Search the material and gather each line with "Pueblo" in it.

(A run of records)
START
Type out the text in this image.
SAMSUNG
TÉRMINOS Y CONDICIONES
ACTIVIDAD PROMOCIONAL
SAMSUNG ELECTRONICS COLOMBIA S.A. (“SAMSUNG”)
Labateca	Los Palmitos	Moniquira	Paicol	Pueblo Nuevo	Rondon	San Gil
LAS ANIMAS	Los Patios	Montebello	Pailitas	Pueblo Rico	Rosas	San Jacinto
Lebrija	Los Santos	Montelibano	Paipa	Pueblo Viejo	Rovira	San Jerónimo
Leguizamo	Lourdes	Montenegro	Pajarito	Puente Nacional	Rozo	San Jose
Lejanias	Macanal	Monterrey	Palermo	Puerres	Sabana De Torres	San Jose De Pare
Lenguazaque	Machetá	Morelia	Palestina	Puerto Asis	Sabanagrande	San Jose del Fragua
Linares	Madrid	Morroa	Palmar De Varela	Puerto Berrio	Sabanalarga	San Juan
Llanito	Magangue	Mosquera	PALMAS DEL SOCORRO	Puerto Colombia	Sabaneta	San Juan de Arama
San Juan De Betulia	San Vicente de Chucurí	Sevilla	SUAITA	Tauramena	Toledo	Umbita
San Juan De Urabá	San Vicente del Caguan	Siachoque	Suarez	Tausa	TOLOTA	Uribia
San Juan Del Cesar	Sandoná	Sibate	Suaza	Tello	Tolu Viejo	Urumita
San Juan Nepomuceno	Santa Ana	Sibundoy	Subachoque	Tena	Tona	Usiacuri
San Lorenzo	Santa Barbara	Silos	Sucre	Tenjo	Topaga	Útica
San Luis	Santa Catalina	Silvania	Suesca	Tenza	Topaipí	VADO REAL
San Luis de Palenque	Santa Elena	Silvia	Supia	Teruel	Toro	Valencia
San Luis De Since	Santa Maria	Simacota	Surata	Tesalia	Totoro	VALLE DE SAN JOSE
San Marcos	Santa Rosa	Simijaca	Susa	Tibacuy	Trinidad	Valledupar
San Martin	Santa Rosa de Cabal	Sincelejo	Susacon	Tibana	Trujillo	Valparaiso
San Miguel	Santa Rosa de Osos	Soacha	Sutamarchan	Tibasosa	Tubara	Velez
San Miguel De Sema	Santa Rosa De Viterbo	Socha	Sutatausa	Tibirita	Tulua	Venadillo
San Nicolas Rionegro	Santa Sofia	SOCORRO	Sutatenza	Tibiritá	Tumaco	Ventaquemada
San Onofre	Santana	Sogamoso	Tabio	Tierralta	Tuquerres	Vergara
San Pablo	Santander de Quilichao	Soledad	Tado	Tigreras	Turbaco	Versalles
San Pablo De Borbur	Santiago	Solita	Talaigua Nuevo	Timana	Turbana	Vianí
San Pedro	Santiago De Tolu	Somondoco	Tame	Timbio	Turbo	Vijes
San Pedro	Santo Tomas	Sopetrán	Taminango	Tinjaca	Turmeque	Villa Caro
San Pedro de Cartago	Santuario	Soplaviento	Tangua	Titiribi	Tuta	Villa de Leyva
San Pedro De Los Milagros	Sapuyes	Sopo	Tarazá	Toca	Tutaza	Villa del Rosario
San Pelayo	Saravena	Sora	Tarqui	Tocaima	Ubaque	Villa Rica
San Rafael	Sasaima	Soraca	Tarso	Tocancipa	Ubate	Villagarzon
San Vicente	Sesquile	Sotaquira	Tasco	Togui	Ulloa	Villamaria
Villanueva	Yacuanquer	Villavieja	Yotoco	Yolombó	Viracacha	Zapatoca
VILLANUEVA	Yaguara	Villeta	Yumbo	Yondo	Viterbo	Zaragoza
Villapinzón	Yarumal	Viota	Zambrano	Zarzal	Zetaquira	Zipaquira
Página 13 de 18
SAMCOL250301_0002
END
__Correct output__
Labateca	Los Palmitos	Moniquira	Paicol	Pueblo Nuevo	Rondon	San Gil
LAS ANIMAS	Los Patios	Montebello	Pailitas	Pueblo Rico	Rosas	San Jacinto
Lebrija	Los Santos	Montelibano	Paipa	Pueblo Viejo	Rovira	San Jerónimo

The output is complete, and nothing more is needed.